» **ENTRIES PROVIDED**

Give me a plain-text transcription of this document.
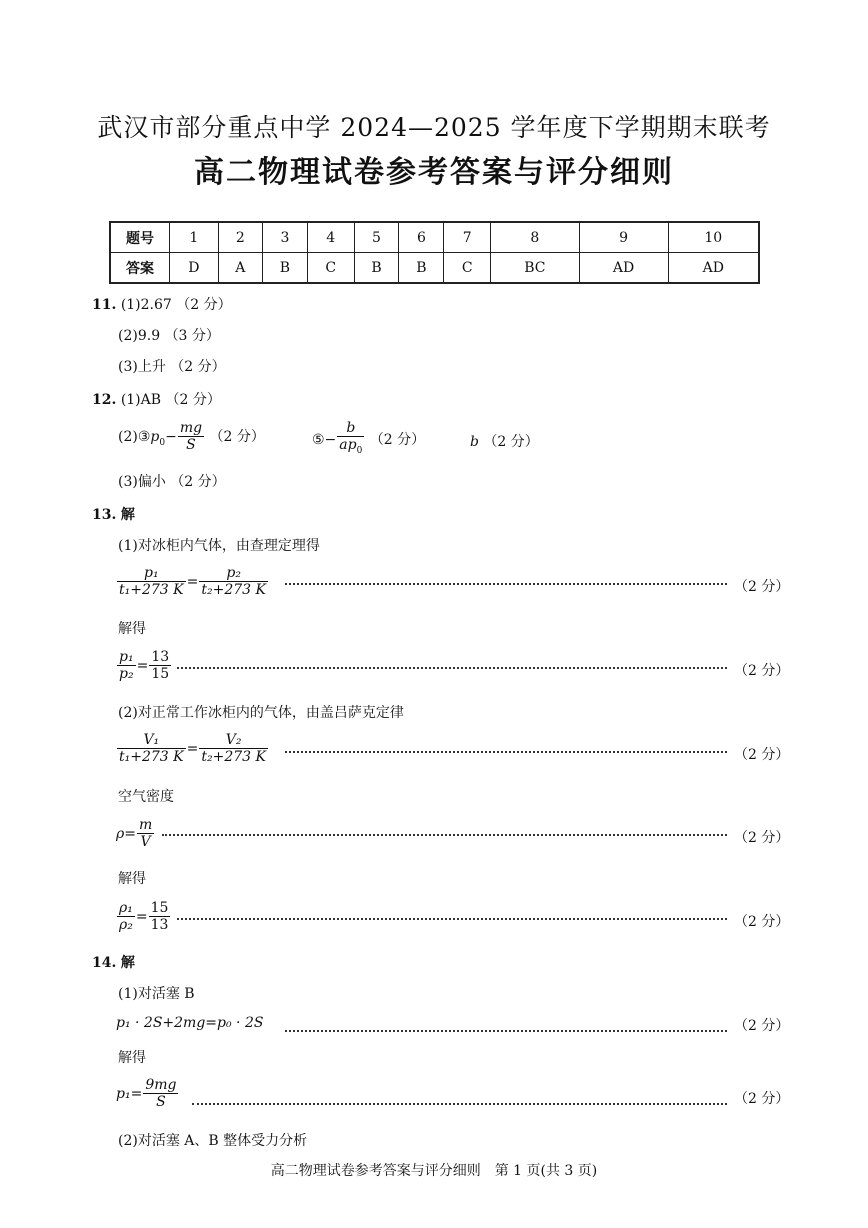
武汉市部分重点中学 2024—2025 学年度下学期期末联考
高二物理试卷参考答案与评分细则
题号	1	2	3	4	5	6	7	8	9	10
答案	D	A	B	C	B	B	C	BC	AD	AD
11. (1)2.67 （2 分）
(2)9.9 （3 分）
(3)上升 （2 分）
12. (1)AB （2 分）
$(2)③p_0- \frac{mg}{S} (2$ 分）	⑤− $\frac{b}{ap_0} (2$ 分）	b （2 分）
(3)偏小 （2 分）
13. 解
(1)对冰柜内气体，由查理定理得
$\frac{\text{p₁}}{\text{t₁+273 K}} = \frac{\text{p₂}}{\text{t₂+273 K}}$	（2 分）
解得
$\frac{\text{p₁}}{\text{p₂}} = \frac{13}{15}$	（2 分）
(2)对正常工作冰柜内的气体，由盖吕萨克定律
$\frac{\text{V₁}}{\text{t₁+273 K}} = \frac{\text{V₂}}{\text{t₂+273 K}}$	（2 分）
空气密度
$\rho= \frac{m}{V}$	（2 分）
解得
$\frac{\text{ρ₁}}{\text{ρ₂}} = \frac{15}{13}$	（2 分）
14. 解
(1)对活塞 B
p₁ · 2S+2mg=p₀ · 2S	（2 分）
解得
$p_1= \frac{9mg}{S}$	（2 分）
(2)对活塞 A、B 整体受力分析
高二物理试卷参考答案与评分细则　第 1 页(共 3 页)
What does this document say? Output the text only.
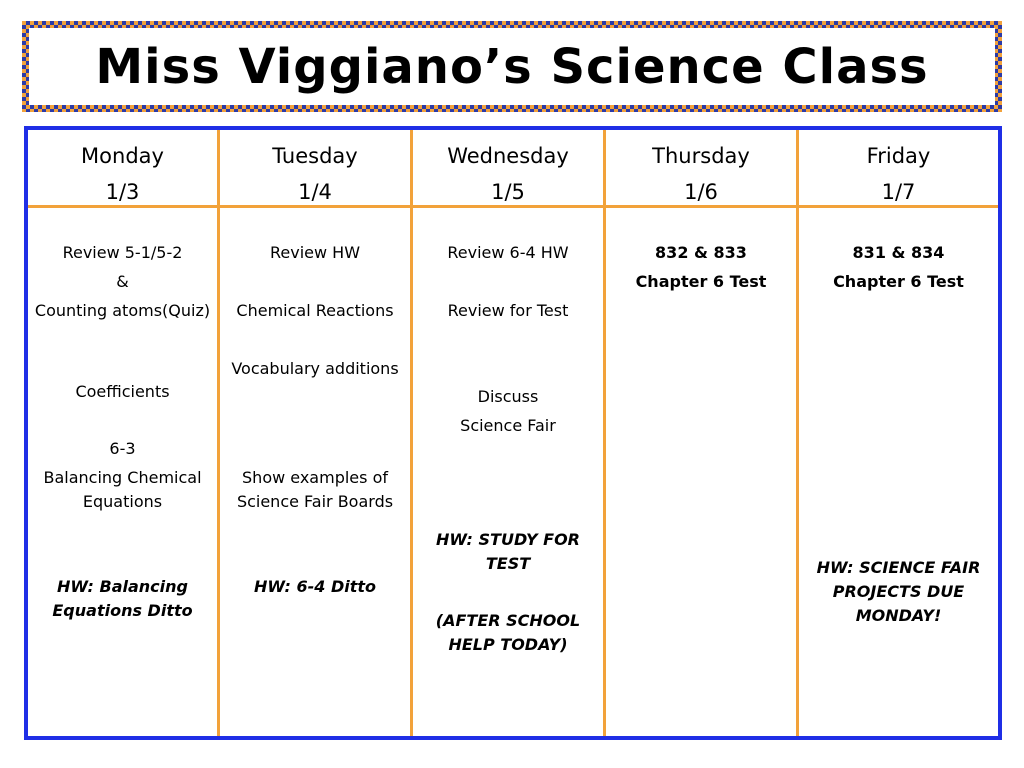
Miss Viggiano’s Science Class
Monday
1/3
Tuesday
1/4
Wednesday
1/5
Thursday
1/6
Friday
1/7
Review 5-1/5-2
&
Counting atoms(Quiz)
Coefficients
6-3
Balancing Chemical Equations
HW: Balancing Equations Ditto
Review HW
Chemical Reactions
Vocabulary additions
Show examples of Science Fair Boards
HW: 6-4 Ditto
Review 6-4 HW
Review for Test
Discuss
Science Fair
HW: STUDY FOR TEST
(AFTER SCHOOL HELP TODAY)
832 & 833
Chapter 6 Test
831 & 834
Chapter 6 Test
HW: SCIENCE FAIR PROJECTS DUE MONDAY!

» **TASK REQUIREMENTS**
Each line that holds the word "document" is to be copied.

» **THE RESULT**
Give me a plain-text transcription of this document.
What does this document say? Output the text only.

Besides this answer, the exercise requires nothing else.